## [Input]
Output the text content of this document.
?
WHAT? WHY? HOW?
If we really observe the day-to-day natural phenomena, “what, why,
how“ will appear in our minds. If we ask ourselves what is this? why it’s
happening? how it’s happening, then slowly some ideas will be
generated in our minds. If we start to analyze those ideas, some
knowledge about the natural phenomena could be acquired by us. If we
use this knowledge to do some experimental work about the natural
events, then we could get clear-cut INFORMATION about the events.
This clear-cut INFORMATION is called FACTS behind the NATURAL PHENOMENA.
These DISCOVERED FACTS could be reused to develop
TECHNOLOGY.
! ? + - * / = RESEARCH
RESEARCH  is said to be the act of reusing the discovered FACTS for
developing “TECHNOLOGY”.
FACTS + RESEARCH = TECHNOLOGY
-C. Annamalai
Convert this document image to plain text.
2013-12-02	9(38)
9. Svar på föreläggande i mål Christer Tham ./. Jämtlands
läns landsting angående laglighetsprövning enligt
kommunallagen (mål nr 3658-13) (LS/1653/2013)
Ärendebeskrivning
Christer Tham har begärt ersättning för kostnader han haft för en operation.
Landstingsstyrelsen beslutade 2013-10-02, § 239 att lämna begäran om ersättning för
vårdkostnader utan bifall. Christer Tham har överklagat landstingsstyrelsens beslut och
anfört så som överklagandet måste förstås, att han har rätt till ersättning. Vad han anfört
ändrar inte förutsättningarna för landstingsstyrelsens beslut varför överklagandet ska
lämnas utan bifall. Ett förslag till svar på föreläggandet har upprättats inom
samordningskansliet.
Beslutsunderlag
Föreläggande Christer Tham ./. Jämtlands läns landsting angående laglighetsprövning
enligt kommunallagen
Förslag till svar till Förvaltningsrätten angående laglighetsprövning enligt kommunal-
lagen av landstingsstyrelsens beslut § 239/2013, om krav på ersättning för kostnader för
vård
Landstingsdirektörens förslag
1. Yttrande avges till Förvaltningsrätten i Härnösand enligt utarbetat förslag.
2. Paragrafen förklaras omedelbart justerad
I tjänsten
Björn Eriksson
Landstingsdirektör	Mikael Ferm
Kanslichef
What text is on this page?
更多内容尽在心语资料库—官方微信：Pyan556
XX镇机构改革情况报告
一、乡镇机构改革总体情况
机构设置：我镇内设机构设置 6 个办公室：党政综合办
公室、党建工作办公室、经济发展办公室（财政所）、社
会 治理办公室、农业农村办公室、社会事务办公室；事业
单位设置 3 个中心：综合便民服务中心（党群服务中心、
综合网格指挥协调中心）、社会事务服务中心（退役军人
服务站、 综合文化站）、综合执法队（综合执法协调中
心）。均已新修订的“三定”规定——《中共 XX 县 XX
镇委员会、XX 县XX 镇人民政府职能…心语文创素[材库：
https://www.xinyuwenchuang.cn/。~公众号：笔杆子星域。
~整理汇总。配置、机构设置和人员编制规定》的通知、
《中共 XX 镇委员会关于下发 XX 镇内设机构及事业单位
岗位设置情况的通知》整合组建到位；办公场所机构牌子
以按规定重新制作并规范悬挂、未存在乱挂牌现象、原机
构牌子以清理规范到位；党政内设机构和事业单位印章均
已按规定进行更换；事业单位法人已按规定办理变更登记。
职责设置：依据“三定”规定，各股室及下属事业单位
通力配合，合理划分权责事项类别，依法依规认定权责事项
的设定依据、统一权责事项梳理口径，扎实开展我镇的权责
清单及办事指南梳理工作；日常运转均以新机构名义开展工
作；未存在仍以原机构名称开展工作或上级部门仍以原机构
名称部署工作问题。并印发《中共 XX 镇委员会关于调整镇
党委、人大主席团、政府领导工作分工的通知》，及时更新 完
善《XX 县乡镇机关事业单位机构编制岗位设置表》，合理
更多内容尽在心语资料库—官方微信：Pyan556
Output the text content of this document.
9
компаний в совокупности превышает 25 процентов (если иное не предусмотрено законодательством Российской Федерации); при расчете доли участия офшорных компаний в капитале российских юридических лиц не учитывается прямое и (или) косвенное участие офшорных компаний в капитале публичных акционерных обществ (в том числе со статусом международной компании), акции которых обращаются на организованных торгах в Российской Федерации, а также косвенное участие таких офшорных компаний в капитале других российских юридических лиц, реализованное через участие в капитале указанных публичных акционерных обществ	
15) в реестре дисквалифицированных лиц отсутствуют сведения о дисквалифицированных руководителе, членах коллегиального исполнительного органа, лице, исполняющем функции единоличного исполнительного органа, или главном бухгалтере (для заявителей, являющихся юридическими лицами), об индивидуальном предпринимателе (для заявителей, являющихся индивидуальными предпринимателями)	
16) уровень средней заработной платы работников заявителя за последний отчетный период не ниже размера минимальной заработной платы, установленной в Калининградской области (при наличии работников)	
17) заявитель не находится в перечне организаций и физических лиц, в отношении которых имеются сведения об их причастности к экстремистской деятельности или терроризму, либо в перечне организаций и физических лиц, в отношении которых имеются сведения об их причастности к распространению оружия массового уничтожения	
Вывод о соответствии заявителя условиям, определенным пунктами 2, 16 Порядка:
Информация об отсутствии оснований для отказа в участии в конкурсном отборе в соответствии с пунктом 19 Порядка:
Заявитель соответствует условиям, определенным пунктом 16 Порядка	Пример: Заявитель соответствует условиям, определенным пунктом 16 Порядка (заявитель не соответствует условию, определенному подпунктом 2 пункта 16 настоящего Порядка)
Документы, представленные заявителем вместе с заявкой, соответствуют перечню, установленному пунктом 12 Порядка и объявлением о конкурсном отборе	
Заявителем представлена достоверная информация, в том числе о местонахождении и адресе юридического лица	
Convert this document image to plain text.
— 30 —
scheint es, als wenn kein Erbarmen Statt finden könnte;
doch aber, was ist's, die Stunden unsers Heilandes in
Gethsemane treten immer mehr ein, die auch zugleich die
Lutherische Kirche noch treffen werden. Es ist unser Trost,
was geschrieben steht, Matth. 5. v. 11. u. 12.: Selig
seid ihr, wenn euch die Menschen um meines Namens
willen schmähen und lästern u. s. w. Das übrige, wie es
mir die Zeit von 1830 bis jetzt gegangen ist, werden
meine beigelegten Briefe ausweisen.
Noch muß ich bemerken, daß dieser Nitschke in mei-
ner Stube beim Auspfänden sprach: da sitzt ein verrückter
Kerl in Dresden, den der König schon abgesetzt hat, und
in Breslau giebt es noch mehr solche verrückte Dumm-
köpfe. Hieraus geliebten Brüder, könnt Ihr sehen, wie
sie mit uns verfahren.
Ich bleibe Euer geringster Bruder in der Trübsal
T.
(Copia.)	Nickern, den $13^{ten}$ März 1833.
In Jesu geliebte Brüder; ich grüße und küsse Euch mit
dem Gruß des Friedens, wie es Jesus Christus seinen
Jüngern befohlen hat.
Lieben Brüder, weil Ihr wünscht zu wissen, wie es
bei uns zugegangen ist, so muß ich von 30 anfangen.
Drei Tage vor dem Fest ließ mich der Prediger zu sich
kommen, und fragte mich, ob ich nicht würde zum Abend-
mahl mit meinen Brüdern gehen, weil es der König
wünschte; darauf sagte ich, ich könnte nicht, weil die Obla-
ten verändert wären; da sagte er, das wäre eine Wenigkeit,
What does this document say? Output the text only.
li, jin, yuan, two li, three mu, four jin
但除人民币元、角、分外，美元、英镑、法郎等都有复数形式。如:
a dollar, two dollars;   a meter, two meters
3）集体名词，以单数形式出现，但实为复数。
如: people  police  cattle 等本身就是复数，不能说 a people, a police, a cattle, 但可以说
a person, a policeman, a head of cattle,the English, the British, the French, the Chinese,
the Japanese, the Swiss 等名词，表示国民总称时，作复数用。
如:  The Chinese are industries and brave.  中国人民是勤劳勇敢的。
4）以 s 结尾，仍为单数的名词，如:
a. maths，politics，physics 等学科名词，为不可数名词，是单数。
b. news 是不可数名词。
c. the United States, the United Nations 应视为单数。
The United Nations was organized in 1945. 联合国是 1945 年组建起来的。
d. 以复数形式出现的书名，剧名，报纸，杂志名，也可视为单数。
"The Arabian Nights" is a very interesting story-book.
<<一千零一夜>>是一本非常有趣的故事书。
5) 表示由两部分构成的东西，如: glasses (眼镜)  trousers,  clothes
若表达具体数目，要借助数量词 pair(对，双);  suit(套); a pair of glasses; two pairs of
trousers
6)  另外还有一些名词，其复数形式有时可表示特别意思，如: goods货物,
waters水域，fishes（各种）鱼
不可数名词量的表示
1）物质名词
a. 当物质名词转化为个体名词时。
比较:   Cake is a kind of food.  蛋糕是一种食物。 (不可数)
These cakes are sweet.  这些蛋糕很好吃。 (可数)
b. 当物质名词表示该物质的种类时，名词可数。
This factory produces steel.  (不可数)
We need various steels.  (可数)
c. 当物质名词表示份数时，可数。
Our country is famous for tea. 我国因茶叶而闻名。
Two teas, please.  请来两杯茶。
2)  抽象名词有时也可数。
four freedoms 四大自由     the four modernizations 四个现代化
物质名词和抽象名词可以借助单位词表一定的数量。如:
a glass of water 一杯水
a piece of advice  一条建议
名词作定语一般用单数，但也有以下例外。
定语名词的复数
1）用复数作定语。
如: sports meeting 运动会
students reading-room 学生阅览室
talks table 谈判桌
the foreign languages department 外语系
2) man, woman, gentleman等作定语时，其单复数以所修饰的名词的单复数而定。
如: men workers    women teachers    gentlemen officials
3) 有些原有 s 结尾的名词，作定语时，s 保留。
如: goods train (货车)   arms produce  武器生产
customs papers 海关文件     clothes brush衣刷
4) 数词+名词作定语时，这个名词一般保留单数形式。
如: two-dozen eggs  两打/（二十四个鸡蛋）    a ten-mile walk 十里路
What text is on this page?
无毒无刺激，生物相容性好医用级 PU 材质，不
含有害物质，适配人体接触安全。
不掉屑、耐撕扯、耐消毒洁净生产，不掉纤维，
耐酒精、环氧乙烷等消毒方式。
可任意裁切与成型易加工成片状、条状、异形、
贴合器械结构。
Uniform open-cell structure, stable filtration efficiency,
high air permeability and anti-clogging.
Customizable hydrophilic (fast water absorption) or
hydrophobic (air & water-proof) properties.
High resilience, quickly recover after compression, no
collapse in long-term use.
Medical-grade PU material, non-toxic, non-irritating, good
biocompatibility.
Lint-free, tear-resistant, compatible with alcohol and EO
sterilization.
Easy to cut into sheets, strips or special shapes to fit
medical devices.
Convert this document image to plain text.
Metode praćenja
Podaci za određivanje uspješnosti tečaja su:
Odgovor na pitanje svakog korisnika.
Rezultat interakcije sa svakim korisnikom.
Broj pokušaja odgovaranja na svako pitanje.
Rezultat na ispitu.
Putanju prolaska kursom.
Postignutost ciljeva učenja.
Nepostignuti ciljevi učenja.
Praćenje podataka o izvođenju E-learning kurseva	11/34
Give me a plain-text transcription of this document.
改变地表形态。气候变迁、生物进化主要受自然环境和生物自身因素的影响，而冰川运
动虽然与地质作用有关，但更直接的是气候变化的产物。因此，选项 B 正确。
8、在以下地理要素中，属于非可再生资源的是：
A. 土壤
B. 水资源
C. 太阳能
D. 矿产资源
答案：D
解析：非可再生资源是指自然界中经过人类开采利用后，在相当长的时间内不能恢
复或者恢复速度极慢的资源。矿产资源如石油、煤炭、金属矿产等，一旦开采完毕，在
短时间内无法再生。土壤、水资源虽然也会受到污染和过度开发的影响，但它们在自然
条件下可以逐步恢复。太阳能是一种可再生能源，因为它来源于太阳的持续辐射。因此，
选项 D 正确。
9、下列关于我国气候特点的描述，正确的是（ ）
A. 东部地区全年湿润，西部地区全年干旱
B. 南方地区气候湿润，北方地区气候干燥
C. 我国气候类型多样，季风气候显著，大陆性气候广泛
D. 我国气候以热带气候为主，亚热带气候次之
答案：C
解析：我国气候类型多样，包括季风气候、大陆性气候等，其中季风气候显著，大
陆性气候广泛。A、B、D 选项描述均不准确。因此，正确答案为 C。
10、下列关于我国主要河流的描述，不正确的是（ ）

## [Work instructions]
Locate the string "ideas" in the listing above and copy every line where it occurs.

## [Problem solution]
happening? how it’s happening, then slowly some ideas will be
generated in our minds. If we start to analyze those ideas, some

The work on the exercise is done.